◆ Goal
Reproduce the material in full, unchanged.

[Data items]

▼▼▼

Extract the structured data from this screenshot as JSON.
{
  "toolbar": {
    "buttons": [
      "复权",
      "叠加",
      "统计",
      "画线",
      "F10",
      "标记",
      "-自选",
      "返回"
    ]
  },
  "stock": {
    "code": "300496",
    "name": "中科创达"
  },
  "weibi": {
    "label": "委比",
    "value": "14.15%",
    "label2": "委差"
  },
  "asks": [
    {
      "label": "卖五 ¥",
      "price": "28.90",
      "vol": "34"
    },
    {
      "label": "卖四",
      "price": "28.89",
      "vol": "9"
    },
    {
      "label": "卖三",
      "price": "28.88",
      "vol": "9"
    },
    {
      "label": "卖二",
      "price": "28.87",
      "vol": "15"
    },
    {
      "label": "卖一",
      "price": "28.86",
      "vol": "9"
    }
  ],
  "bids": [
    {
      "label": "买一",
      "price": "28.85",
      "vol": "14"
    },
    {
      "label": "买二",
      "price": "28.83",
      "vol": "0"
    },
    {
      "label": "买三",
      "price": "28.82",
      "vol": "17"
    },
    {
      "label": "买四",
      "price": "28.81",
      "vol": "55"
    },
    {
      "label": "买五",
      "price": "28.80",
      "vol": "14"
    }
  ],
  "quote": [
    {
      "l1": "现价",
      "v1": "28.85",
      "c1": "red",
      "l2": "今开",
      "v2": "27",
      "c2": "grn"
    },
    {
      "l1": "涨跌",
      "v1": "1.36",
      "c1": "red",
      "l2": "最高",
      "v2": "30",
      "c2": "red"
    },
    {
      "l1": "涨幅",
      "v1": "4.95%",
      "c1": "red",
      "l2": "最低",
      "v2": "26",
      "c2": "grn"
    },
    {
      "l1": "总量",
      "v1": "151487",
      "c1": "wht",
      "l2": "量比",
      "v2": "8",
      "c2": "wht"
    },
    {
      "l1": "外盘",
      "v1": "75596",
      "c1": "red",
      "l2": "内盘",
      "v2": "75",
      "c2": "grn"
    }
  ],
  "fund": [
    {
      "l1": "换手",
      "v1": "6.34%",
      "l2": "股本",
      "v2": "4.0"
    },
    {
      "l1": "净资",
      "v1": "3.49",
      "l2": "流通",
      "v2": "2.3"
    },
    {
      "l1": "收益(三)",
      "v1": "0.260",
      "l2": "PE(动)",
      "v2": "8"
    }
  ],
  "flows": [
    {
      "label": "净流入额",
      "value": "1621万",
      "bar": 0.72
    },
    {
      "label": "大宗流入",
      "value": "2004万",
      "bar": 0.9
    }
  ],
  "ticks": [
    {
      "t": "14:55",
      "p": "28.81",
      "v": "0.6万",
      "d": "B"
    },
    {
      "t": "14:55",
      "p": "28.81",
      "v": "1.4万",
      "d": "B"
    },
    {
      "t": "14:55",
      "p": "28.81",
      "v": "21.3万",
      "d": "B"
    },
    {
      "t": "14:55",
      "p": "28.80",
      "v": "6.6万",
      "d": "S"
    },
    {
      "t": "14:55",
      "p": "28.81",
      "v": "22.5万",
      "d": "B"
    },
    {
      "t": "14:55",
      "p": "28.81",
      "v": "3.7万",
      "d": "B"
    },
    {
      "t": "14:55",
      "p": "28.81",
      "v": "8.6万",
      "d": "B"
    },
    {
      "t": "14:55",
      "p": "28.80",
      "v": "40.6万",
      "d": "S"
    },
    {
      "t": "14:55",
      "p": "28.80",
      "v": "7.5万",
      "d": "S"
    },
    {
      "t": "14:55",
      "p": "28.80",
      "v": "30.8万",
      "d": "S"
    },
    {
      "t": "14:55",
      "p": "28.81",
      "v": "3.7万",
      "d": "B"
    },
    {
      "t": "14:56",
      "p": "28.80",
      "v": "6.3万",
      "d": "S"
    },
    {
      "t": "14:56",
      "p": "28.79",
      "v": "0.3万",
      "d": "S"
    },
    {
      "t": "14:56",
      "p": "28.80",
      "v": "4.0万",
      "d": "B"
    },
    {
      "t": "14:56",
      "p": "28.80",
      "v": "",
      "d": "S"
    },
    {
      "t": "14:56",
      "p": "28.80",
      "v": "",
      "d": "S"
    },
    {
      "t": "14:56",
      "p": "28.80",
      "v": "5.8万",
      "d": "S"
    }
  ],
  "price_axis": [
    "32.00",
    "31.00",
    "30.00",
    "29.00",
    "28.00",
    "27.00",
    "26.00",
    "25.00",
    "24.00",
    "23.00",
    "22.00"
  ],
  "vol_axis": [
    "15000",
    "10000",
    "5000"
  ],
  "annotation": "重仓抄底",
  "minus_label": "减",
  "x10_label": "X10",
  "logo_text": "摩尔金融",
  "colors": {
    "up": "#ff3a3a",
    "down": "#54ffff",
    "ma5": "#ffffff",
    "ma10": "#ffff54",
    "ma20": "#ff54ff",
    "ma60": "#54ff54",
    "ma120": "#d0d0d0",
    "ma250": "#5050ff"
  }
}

▲▲▲

◆ Correct answer
Extract the structured data from this screenshot as JSON.
{
  "toolbar": {
    "buttons": [
      "复权",
      "叠加",
      "统计",
      "画线",
      "F10",
      "标记",
      "-自选",
      "返回"
    ]
  },
  "stock": {
    "code": "300496",
    "name": "中科创达"
  },
  "weibi": {
    "label": "委比",
    "value": "14.15%",
    "label2": "委差"
  },
  "asks": [
    {
      "label": "卖五 ¥",
      "price": "28.90",
      "vol": "34"
    },
    {
      "label": "卖四",
      "price": "28.89",
      "vol": "9"
    },
    {
      "label": "卖三",
      "price": "28.88",
      "vol": "9"
    },
    {
      "label": "卖二",
      "price": "28.87",
      "vol": "15"
    },
    {
      "label": "卖一",
      "price": "28.86",
      "vol": "9"
    }
  ],
  "bids": [
    {
      "label": "买一",
      "price": "28.85",
      "vol": "14"
    },
    {
      "label": "买二",
      "price": "28.83",
      "vol": "0"
    },
    {
      "label": "买三",
      "price": "28.82",
      "vol": "17"
    },
    {
      "label": "买四",
      "price": "28.81",
      "vol": "55"
    },
    {
      "label": "买五",
      "price": "28.80",
      "vol": "14"
    }
  ],
  "quote": [
    {
      "l1": "现价",
      "v1": "28.85",
      "c1": "red",
      "l2": "今开",
      "v2": "27",
      "c2": "grn"
    },
    {
      "l1": "涨跌",
      "v1": "1.36",
      "c1": "red",
      "l2": "最高",
      "v2": "30",
      "c2": "red"
    },
    {
      "l1": "涨幅",
      "v1": "4.95%",
      "c1": "red",
      "l2": "最低",
      "v2": "26",
      "c2": "grn"
    },
    {
      "l1": "总量",
      "v1": "151487",
      "c1": "wht",
      "l2": "量比",
      "v2": "8",
      "c2": "wht"
    },
    {
      "l1": "外盘",
      "v1": "75596",
      "c1": "red",
      "l2": "内盘",
      "v2": "75",
      "c2": "grn"
    }
  ],
  "fund": [
    {
      "l1": "换手",
      "v1": "6.34%",
      "l2": "股本",
      "v2": "4.0"
    },
    {
      "l1": "净资",
      "v1": "3.49",
      "l2": "流通",
      "v2": "2.3"
    },
    {
      "l1": "收益(三)",
      "v1": "0.260",
      "l2": "PE(动)",
      "v2": "8"
    }
  ],
  "flows": [
    {
      "label": "净流入额",
      "value": "1621万",
      "bar": 0.72
    },
    {
      "label": "大宗流入",
      "value": "2004万",
      "bar": 0.9
    }
  ],
  "ticks": [
    {
      "t": "14:55",
      "p": "28.81",
      "v": "0.6万",
      "d": "B"
    },
    {
      "t": "14:55",
      "p": "28.81",
      "v": "1.4万",
      "d": "B"
    },
    {
      "t": "14:55",
      "p": "28.81",
      "v": "21.3万",
      "d": "B"
    },
    {
      "t": "14:55",
      "p": "28.80",
      "v": "6.6万",
      "d": "S"
    },
    {
      "t": "14:55",
      "p": "28.81",
      "v": "22.5万",
      "d": "B"
    },
    {
      "t": "14:55",
      "p": "28.81",
      "v": "3.7万",
      "d": "B"
    },
    {
      "t": "14:55",
      "p": "28.81",
      "v": "8.6万",
      "d": "B"
    },
    {
      "t": "14:55",
      "p": "28.80",
      "v": "40.6万",
      "d": "S"
    },
    {
      "t": "14:55",
      "p": "28.80",
      "v": "7.5万",
      "d": "S"
    },
    {
      "t": "14:55",
      "p": "28.80",
      "v": "30.8万",
      "d": "S"
    },
    {
      "t": "14:55",
      "p": "28.81",
      "v": "3.7万",
      "d": "B"
    },
    {
      "t": "14:56",
      "p": "28.80",
      "v": "6.3万",
      "d": "S"
    },
    {
      "t": "14:56",
      "p": "28.79",
      "v": "0.3万",
      "d": "S"
    },
    {
      "t": "14:56",
      "p": "28.80",
      "v": "4.0万",
      "d": "B"
    },
    {
      "t": "14:56",
      "p": "28.80",
      "v": "",
      "d": "S"
    },
    {
      "t": "14:56",
      "p": "28.80",
      "v": "",
      "d": "S"
    },
    {
      "t": "14:56",
      "p": "28.80",
      "v": "5.8万",
      "d": "S"
    }
  ],
  "price_axis": [
    "32.00",
    "31.00",
    "30.00",
    "29.00",
    "28.00",
    "27.00",
    "26.00",
    "25.00",
    "24.00",
    "23.00",
    "22.00"
  ],
  "vol_axis": [
    "15000",
    "10000",
    "5000"
  ],
  "annotation": "重仓抄底",
  "minus_label": "减",
  "x10_label": "X10",
  "logo_text": "摩尔金融",
  "colors": {
    "up": "#ff3a3a",
    "down": "#54ffff",
    "ma5": "#ffffff",
    "ma10": "#ffff54",
    "ma20": "#ff54ff",
    "ma60": "#54ff54",
    "ma120": "#d0d0d0",
    "ma250": "#5050ff"
  }
}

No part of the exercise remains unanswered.